SET TASK: Only a number is required: how many lines of the material contain the word "marker"?

Records about charts and figures:
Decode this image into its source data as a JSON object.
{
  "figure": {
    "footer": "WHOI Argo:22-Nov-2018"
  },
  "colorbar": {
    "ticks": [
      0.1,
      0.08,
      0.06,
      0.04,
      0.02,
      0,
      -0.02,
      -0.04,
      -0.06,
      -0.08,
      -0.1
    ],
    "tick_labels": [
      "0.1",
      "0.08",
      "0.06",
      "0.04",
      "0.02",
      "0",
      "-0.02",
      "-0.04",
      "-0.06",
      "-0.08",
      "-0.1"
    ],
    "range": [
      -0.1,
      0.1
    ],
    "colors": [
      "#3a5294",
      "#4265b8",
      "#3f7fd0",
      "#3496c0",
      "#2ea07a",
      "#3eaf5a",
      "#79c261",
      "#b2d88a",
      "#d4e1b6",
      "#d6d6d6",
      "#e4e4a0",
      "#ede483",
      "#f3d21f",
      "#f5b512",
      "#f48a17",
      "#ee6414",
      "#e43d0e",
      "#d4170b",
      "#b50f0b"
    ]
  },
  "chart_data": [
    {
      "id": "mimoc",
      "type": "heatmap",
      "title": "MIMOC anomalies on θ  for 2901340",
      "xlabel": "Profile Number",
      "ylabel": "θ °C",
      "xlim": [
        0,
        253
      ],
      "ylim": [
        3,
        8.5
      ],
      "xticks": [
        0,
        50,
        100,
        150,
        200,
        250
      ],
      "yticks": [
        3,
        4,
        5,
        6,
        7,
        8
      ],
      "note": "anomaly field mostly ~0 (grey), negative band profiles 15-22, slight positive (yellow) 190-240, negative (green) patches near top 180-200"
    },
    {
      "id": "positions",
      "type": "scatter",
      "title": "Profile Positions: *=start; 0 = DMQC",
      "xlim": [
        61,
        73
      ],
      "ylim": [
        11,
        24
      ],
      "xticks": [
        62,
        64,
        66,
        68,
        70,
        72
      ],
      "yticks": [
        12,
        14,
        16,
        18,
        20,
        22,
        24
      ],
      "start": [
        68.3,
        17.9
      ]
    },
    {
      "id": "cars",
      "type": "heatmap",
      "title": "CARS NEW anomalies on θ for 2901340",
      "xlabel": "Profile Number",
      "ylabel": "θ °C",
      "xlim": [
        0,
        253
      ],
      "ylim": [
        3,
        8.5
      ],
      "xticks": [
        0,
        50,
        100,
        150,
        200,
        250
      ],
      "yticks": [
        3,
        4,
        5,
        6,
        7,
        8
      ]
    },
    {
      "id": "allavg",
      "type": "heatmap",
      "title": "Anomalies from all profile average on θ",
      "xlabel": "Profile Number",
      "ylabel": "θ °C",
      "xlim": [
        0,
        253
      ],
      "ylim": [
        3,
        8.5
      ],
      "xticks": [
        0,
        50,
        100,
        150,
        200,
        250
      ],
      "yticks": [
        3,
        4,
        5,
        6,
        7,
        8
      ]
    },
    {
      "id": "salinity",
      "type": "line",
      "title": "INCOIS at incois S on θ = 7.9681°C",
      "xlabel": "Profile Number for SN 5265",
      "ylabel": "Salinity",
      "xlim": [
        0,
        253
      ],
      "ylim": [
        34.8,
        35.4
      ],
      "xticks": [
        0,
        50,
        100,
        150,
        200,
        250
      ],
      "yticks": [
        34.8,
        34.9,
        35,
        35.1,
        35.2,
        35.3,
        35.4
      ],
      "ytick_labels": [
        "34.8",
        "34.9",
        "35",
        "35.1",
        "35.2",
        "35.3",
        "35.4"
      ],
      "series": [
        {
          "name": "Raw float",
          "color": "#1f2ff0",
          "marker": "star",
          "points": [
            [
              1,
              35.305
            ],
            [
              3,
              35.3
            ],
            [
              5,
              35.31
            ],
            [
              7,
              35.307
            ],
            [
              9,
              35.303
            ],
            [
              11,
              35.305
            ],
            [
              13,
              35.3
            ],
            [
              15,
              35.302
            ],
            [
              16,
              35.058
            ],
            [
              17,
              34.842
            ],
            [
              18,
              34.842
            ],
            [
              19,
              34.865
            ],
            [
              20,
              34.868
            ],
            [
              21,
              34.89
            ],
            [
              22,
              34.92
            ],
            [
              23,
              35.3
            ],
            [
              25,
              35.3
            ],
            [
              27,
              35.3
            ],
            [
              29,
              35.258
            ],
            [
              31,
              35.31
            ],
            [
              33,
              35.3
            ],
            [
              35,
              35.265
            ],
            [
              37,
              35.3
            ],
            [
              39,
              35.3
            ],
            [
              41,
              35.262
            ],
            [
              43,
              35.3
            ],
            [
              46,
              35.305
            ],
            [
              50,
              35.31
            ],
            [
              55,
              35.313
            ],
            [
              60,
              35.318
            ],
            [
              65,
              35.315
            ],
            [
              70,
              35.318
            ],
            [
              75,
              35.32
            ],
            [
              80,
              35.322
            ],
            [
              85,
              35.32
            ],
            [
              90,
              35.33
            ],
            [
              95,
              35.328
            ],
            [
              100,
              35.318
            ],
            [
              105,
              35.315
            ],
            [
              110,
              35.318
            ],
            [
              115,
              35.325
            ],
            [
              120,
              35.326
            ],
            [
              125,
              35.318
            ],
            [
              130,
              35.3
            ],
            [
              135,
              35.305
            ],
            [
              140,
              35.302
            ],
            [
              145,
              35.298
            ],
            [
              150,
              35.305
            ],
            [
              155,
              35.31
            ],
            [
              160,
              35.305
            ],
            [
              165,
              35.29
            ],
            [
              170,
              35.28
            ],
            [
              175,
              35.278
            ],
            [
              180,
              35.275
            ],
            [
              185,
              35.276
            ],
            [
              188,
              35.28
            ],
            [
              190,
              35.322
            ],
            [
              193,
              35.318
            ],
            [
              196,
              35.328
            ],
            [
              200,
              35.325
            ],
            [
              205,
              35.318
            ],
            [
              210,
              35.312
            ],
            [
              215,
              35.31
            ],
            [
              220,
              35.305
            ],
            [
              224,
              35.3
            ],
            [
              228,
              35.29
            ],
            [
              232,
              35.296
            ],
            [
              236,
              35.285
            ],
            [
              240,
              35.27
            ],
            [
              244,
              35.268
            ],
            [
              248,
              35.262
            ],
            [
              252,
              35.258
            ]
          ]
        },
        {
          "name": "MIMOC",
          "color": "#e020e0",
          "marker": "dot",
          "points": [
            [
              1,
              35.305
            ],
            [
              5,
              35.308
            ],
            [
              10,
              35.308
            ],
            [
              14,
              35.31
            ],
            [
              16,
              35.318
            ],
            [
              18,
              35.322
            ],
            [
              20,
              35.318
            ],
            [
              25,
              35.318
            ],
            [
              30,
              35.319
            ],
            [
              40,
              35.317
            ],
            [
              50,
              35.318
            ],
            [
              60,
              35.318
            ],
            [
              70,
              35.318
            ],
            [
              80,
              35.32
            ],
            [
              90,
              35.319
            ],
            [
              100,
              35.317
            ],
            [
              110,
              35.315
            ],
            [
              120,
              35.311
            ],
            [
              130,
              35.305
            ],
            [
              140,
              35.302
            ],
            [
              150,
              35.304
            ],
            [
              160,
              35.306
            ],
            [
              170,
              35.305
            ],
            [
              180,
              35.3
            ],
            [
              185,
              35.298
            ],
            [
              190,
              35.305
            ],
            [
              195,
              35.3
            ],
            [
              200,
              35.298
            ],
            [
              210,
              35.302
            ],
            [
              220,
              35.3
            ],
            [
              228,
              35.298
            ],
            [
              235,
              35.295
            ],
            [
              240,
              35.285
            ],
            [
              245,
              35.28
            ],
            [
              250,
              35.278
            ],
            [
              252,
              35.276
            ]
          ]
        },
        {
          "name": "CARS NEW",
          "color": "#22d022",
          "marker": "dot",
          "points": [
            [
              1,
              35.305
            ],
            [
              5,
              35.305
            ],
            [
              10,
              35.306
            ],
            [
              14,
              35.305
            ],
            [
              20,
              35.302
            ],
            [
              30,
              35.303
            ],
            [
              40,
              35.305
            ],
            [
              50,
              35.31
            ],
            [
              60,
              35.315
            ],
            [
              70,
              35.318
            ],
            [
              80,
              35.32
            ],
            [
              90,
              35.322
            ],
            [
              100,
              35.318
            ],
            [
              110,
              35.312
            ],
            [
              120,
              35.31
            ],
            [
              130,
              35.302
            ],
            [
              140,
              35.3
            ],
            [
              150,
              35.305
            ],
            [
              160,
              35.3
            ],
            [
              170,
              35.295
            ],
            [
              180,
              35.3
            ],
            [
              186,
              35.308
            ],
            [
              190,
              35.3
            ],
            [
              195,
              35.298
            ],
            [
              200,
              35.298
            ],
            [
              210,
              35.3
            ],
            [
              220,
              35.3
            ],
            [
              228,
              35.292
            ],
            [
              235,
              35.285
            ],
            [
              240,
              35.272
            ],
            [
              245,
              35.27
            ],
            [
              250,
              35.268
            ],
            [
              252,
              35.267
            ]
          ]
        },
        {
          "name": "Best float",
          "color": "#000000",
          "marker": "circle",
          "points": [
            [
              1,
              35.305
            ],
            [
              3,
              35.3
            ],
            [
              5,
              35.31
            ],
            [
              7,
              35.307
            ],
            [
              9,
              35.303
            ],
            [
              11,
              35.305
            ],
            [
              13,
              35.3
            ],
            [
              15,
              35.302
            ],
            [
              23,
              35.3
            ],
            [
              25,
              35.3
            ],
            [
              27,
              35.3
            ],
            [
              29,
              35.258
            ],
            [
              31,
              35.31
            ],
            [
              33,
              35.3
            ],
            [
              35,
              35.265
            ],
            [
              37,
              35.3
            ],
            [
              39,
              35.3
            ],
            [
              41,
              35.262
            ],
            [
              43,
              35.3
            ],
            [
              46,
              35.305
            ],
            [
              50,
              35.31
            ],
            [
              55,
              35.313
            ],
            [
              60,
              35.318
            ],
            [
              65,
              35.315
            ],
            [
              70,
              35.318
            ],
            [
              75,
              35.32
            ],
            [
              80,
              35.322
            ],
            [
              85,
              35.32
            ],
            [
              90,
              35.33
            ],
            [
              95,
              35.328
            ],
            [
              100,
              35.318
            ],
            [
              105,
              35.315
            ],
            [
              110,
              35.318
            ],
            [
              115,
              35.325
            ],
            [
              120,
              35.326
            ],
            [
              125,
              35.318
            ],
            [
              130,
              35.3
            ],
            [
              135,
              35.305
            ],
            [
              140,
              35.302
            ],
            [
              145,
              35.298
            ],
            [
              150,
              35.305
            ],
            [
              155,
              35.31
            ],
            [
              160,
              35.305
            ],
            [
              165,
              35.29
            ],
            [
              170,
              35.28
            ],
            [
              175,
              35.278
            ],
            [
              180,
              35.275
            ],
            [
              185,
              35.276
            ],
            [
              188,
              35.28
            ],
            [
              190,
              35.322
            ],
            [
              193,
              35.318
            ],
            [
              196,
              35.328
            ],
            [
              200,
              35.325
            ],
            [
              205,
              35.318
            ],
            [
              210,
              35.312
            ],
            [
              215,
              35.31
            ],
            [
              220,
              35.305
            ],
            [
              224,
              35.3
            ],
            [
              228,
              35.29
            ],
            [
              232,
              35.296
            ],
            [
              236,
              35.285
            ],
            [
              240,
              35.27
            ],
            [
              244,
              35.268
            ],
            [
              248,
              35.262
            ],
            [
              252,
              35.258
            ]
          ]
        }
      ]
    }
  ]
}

OUTPUT FOR THIS TASK: 4